- **YOUR OBJECTIVE**: Find the lines that contain the word "trong" and copy each one.
Begin
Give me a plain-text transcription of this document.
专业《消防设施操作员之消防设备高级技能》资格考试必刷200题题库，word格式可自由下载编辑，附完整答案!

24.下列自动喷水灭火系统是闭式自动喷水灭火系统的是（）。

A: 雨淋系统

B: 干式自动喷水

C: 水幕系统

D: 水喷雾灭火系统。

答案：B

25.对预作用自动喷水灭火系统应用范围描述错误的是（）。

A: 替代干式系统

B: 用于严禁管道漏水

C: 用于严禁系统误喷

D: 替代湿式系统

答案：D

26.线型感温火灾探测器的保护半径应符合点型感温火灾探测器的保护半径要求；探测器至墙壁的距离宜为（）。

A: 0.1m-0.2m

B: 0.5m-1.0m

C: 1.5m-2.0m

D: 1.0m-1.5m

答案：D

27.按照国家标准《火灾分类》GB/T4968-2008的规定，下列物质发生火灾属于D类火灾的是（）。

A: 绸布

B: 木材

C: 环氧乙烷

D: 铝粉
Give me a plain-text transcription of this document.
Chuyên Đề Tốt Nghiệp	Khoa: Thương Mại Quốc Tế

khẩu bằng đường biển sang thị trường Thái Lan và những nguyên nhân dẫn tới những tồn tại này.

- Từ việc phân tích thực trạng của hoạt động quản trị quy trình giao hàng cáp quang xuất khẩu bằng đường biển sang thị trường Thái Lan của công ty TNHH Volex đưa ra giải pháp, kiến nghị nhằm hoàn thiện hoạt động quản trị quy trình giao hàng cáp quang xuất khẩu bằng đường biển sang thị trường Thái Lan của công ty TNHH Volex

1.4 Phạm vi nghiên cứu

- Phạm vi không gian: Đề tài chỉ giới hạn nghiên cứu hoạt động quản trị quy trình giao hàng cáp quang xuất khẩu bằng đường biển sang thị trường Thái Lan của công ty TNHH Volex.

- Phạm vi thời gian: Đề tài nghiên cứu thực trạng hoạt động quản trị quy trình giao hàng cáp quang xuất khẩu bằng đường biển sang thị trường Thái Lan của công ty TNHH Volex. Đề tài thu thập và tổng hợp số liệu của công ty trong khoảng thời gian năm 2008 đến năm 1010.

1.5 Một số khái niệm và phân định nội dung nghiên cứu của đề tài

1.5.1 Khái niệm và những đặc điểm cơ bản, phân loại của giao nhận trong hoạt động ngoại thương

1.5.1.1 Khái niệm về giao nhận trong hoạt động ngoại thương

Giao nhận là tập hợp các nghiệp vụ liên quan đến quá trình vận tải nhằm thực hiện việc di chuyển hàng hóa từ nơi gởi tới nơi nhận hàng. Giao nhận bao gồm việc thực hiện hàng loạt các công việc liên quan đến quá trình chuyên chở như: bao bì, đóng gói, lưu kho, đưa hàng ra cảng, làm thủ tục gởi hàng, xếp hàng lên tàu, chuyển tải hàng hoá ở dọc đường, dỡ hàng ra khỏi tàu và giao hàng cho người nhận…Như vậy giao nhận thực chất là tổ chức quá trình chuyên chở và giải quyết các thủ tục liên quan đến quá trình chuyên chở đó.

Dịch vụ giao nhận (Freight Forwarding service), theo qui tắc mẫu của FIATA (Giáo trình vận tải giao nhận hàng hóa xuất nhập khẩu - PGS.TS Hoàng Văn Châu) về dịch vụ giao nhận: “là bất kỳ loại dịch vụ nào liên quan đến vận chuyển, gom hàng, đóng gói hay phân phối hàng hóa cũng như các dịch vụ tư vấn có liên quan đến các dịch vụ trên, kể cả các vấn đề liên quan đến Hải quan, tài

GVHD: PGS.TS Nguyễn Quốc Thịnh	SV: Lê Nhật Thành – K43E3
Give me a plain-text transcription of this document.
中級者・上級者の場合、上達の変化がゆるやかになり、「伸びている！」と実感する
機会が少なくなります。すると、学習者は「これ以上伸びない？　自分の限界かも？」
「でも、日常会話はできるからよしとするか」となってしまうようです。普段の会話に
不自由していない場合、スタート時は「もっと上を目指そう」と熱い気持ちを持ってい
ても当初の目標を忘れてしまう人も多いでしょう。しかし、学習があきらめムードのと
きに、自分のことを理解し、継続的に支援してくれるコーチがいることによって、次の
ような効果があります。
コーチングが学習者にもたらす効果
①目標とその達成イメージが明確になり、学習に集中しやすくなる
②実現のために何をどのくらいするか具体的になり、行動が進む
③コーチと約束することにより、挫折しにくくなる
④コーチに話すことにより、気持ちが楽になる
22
End
- **ANSWER TO THIS PROBLEM**:
- Phạm vi thời gian: Đề tài nghiên cứu thực trạng hoạt động quản trị quy trình giao hàng cáp quang xuất khẩu bằng đường biển sang thị trường Thái Lan của công ty TNHH Volex. Đề tài thu thập và tổng hợp số liệu của công ty trong khoảng thời gian năm 2008 đến năm 1010.
1.5.1 Khái niệm và những đặc điểm cơ bản, phân loại của giao nhận trong hoạt động ngoại thương
1.5.1.1 Khái niệm về giao nhận trong hoạt động ngoại thương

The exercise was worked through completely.